Given request: Repeat each record exactly. Any picture gets left out.

Exercise material:
-=-=-=-=-

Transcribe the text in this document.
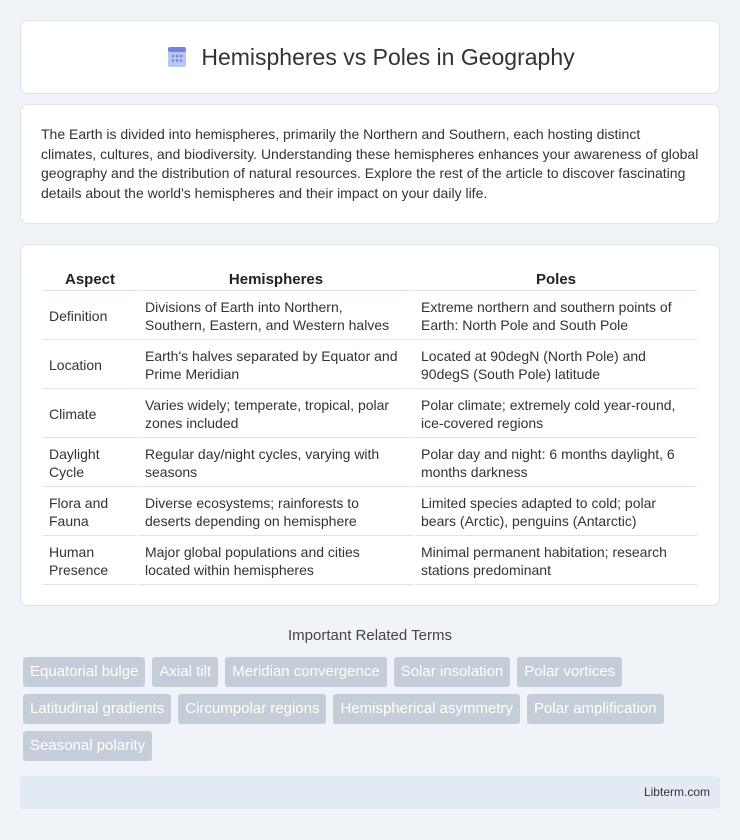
Hemispheres vs Poles in Geography

The Earth is divided into hemispheres, primarily the Northern and Southern, each hosting distinct climates, cultures, and biodiversity. Understanding these hemispheres enhances your awareness of global geography and the distribution of natural resources. Explore the rest of the article to discover fascinating details about the world's hemispheres and their impact on your daily life.

Aspect	Hemispheres	Poles
Definition	Divisions of Earth into Northern, Southern, Eastern, and Western halves	Extreme northern and southern points of Earth: North Pole and South Pole
Location	Earth's halves separated by Equator and Prime Meridian	Located at 90degN (North Pole) and 90degS (South Pole) latitude
Climate	Varies widely; temperate, tropical, polar zones included	Polar climate; extremely cold year-round, ice-covered regions
Daylight Cycle	Regular day/night cycles, varying with seasons	Polar day and night: 6 months daylight, 6 months darkness
Flora and Fauna	Diverse ecosystems; rainforests to deserts depending on hemisphere	Limited species adapted to cold; polar bears (Arctic), penguins (Antarctic)
Human Presence	Major global populations and cities located within hemispheres	Minimal permanent habitation; research stations predominant
Important Related Terms
Equatorial bulge	Axial tilt	Meridian convergence	Solar insolation	Polar vortices
Latitudinal gradients	Circumpolar regions	Hemispherical asymmetry	Polar amplification
Seasonal polarity
Libterm.com
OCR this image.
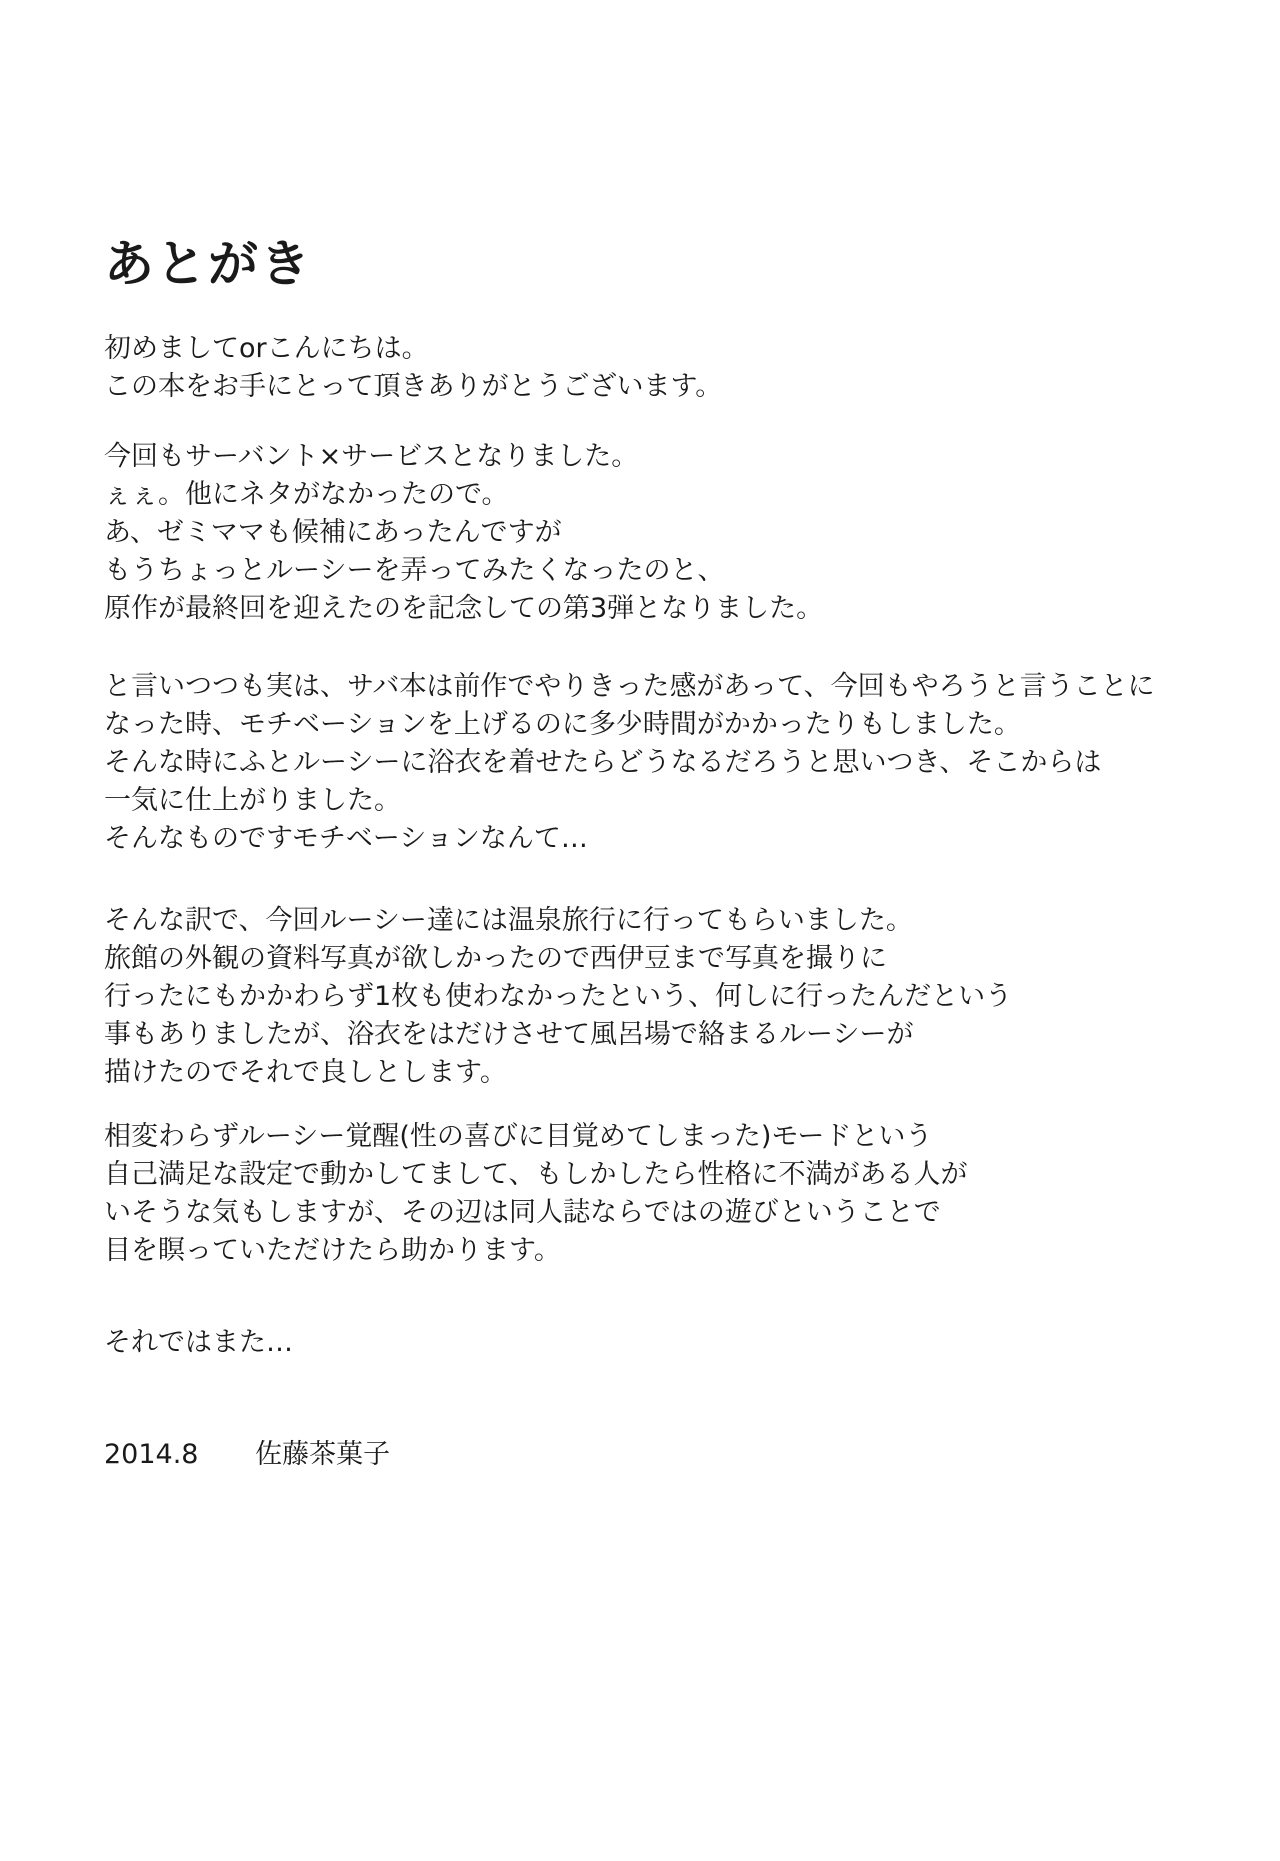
あとがき
初めましてorこんにちは。
この本をお手にとって頂きありがとうございます。
今回もサーバント×サービスとなりました。
ぇぇ。他にネタがなかったので。
あ、ゼミママも候補にあったんですが
もうちょっとルーシーを弄ってみたくなったのと、
原作が最終回を迎えたのを記念しての第3弾となりました。
と言いつつも実は、サバ本は前作でやりきった感があって、今回もやろうと言うことに
なった時、モチベーションを上げるのに多少時間がかかったりもしました。
そんな時にふとルーシーに浴衣を着せたらどうなるだろうと思いつき、そこからは
一気に仕上がりました。
そんなものですモチベーションなんて…
そんな訳で、今回ルーシー達には温泉旅行に行ってもらいました。
旅館の外観の資料写真が欲しかったので西伊豆まで写真を撮りに
行ったにもかかわらず1枚も使わなかったという、何しに行ったんだという
事もありましたが、浴衣をはだけさせて風呂場で絡まるルーシーが
描けたのでそれで良しとします。
相変わらずルーシー覚醒(性の喜びに目覚めてしまった)モードという
自己満足な設定で動かしてまして、もしかしたら性格に不満がある人が
いそうな気もしますが、その辺は同人誌ならではの遊びということで
目を瞑っていただけたら助かります。
それではまた…
2014.8 佐藤茶菓子
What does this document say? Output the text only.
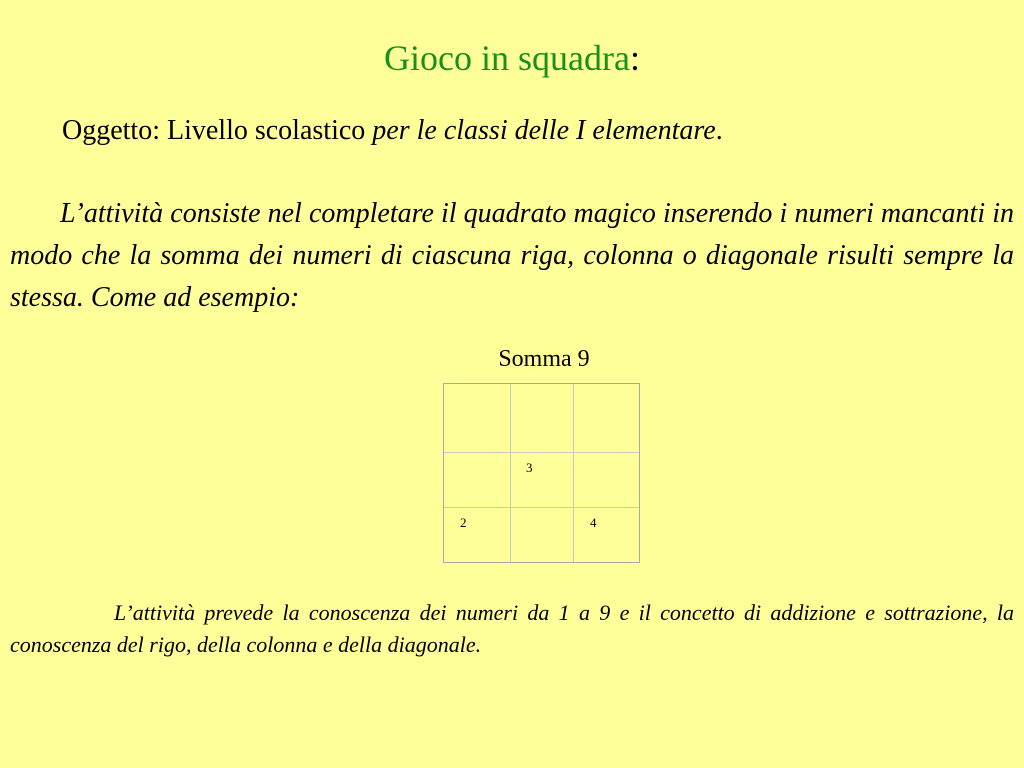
Gioco in squadra:
Oggetto: Livello scolastico per le classi delle I elementare.

L’attività consiste nel completare il quadrato magico inserendo i numeri mancanti in modo che la somma dei numeri di ciascuna riga, colonna o diagonale risulti sempre la stessa. Come ad esempio:

Somma 9
3
2	4

L’attività prevede la conoscenza dei numeri da 1 a 9 e il concetto di addizione e sottrazione, la conoscenza del rigo, della colonna e della diagonale.
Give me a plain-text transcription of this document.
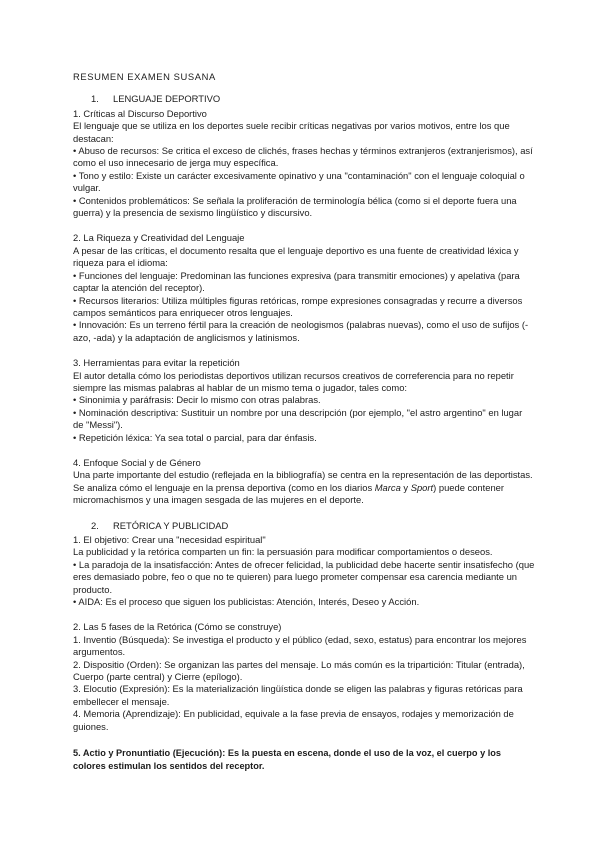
RESUMEN EXAMEN SUSANA
1. LENGUAJE DEPORTIVO
1. Críticas al Discurso Deportivo

El lenguaje que se utiliza en los deportes suele recibir críticas negativas por varios motivos, entre los que destacan:

• Abuso de recursos: Se critica el exceso de clichés, frases hechas y términos extranjeros (extranjerismos), así como el uso innecesario de jerga muy específica.

• Tono y estilo: Existe un carácter excesivamente opinativo y una "contaminación" con el lenguaje coloquial o vulgar.

• Contenidos problemáticos: Se señala la proliferación de terminología bélica (como si el deporte fuera una guerra) y la presencia de sexismo lingüístico y discursivo.

2. La Riqueza y Creatividad del Lenguaje

A pesar de las críticas, el documento resalta que el lenguaje deportivo es una fuente de creatividad léxica y riqueza para el idioma:

• Funciones del lenguaje: Predominan las funciones expresiva (para transmitir emociones) y apelativa (para captar la atención del receptor).

• Recursos literarios: Utiliza múltiples figuras retóricas, rompe expresiones consagradas y recurre a diversos campos semánticos para enriquecer otros lenguajes.

• Innovación: Es un terreno fértil para la creación de neologismos (palabras nuevas), como el uso de sufijos (-azo, -ada) y la adaptación de anglicismos y latinismos.

3. Herramientas para evitar la repetición

El autor detalla cómo los periodistas deportivos utilizan recursos creativos de correferencia para no repetir siempre las mismas palabras al hablar de un mismo tema o jugador, tales como:

• Sinonimia y paráfrasis: Decir lo mismo con otras palabras.

• Nominación descriptiva: Sustituir un nombre por una descripción (por ejemplo, "el astro argentino" en lugar de "Messi").

• Repetición léxica: Ya sea total o parcial, para dar énfasis.

4. Enfoque Social y de Género

Una parte importante del estudio (reflejada en la bibliografía) se centra en la representación de las deportistas. Se analiza cómo el lenguaje en la prensa deportiva (como en los diarios Marca y Sport) puede contener micromachismos y una imagen sesgada de las mujeres en el deporte.

2. RETÓRICA Y PUBLICIDAD
1. El objetivo: Crear una "necesidad espiritual"

La publicidad y la retórica comparten un fin: la persuasión para modificar comportamientos o deseos.

• La paradoja de la insatisfacción: Antes de ofrecer felicidad, la publicidad debe hacerte sentir insatisfecho (que eres demasiado pobre, feo o que no te quieren) para luego prometer compensar esa carencia mediante un producto.

• AIDA: Es el proceso que siguen los publicistas: Atención, Interés, Deseo y Acción.

2. Las 5 fases de la Retórica (Cómo se construye)

1. Inventio (Búsqueda): Se investiga el producto y el público (edad, sexo, estatus) para encontrar los mejores argumentos.

2. Dispositio (Orden): Se organizan las partes del mensaje. Lo más común es la tripartición: Titular (entrada), Cuerpo (parte central) y Cierre (epílogo).

3. Elocutio (Expresión): Es la materialización lingüística donde se eligen las palabras y figuras retóricas para embellecer el mensaje.

4. Memoria (Aprendizaje): En publicidad, equivale a la fase previa de ensayos, rodajes y memorización de guiones.

5. Actio y Pronuntiatio (Ejecución): Es la puesta en escena, donde el uso de la voz, el cuerpo y los colores estimulan los sentidos del receptor.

-=-=-=-=-

Final result:
Transcribe the text in this document.
Hemispheres vs Poles in Geography

The Earth is divided into hemispheres, primarily the Northern and Southern, each hosting distinct climates, cultures, and biodiversity. Understanding these hemispheres enhances your awareness of global geography and the distribution of natural resources. Explore the rest of the article to discover fascinating details about the world's hemispheres and their impact on your daily life.

Aspect	Hemispheres	Poles
Definition	Divisions of Earth into Northern, Southern, Eastern, and Western halves	Extreme northern and southern points of Earth: North Pole and South Pole
Location	Earth's halves separated by Equator and Prime Meridian	Located at 90degN (North Pole) and 90degS (South Pole) latitude
Climate	Varies widely; temperate, tropical, polar zones included	Polar climate; extremely cold year-round, ice-covered regions
Daylight Cycle	Regular day/night cycles, varying with seasons	Polar day and night: 6 months daylight, 6 months darkness
Flora and Fauna	Diverse ecosystems; rainforests to deserts depending on hemisphere	Limited species adapted to cold; polar bears (Arctic), penguins (Antarctic)
Human Presence	Major global populations and cities located within hemispheres	Minimal permanent habitation; research stations predominant
Important Related Terms
Equatorial bulge	Axial tilt	Meridian convergence	Solar insolation	Polar vortices
Latitudinal gradients	Circumpolar regions	Hemispherical asymmetry	Polar amplification
Seasonal polarity
Libterm.com
OCR this image.
あとがき
初めましてorこんにちは。
この本をお手にとって頂きありがとうございます。
今回もサーバント×サービスとなりました。
ぇぇ。他にネタがなかったので。
あ、ゼミママも候補にあったんですが
もうちょっとルーシーを弄ってみたくなったのと、
原作が最終回を迎えたのを記念しての第3弾となりました。
と言いつつも実は、サバ本は前作でやりきった感があって、今回もやろうと言うことに
なった時、モチベーションを上げるのに多少時間がかかったりもしました。
そんな時にふとルーシーに浴衣を着せたらどうなるだろうと思いつき、そこからは
一気に仕上がりました。
そんなものですモチベーションなんて…
そんな訳で、今回ルーシー達には温泉旅行に行ってもらいました。
旅館の外観の資料写真が欲しかったので西伊豆まで写真を撮りに
行ったにもかかわらず1枚も使わなかったという、何しに行ったんだという
事もありましたが、浴衣をはだけさせて風呂場で絡まるルーシーが
描けたのでそれで良しとします。
相変わらずルーシー覚醒(性の喜びに目覚めてしまった)モードという
自己満足な設定で動かしてまして、もしかしたら性格に不満がある人が
いそうな気もしますが、その辺は同人誌ならではの遊びということで
目を瞑っていただけたら助かります。
それではまた…
2014.8 佐藤茶菓子
What does this document say? Output the text only.
Gioco in squadra:
Oggetto: Livello scolastico per le classi delle I elementare.

L’attività consiste nel completare il quadrato magico inserendo i numeri mancanti in modo che la somma dei numeri di ciascuna riga, colonna o diagonale risulti sempre la stessa. Come ad esempio:

Somma 9
3
2	4

L’attività prevede la conoscenza dei numeri da 1 a 9 e il concetto di addizione e sottrazione, la conoscenza del rigo, della colonna e della diagonale.
Give me a plain-text transcription of this document.
RESUMEN EXAMEN SUSANA
1. LENGUAJE DEPORTIVO
1. Críticas al Discurso Deportivo

El lenguaje que se utiliza en los deportes suele recibir críticas negativas por varios motivos, entre los que destacan:

• Abuso de recursos: Se critica el exceso de clichés, frases hechas y términos extranjeros (extranjerismos), así como el uso innecesario de jerga muy específica.

• Tono y estilo: Existe un carácter excesivamente opinativo y una "contaminación" con el lenguaje coloquial o vulgar.

• Contenidos problemáticos: Se señala la proliferación de terminología bélica (como si el deporte fuera una guerra) y la presencia de sexismo lingüístico y discursivo.

2. La Riqueza y Creatividad del Lenguaje

A pesar de las críticas, el documento resalta que el lenguaje deportivo es una fuente de creatividad léxica y riqueza para el idioma:

• Funciones del lenguaje: Predominan las funciones expresiva (para transmitir emociones) y apelativa (para captar la atención del receptor).

• Recursos literarios: Utiliza múltiples figuras retóricas, rompe expresiones consagradas y recurre a diversos campos semánticos para enriquecer otros lenguajes.

• Innovación: Es un terreno fértil para la creación de neologismos (palabras nuevas), como el uso de sufijos (-azo, -ada) y la adaptación de anglicismos y latinismos.

3. Herramientas para evitar la repetición

El autor detalla cómo los periodistas deportivos utilizan recursos creativos de correferencia para no repetir siempre las mismas palabras al hablar de un mismo tema o jugador, tales como:

• Sinonimia y paráfrasis: Decir lo mismo con otras palabras.

• Nominación descriptiva: Sustituir un nombre por una descripción (por ejemplo, "el astro argentino" en lugar de "Messi").

• Repetición léxica: Ya sea total o parcial, para dar énfasis.

4. Enfoque Social y de Género

Una parte importante del estudio (reflejada en la bibliografía) se centra en la representación de las deportistas. Se analiza cómo el lenguaje en la prensa deportiva (como en los diarios Marca y Sport) puede contener micromachismos y una imagen sesgada de las mujeres en el deporte.

2. RETÓRICA Y PUBLICIDAD
1. El objetivo: Crear una "necesidad espiritual"

La publicidad y la retórica comparten un fin: la persuasión para modificar comportamientos o deseos.

• La paradoja de la insatisfacción: Antes de ofrecer felicidad, la publicidad debe hacerte sentir insatisfecho (que eres demasiado pobre, feo o que no te quieren) para luego prometer compensar esa carencia mediante un producto.

• AIDA: Es el proceso que siguen los publicistas: Atención, Interés, Deseo y Acción.

2. Las 5 fases de la Retórica (Cómo se construye)

1. Inventio (Búsqueda): Se investiga el producto y el público (edad, sexo, estatus) para encontrar los mejores argumentos.

2. Dispositio (Orden): Se organizan las partes del mensaje. Lo más común es la tripartición: Titular (entrada), Cuerpo (parte central) y Cierre (epílogo).

3. Elocutio (Expresión): Es la materialización lingüística donde se eligen las palabras y figuras retóricas para embellecer el mensaje.

4. Memoria (Aprendizaje): En publicidad, equivale a la fase previa de ensayos, rodajes y memorización de guiones.

5. Actio y Pronuntiatio (Ejecución): Es la puesta en escena, donde el uso de la voz, el cuerpo y los colores estimulan los sentidos del receptor.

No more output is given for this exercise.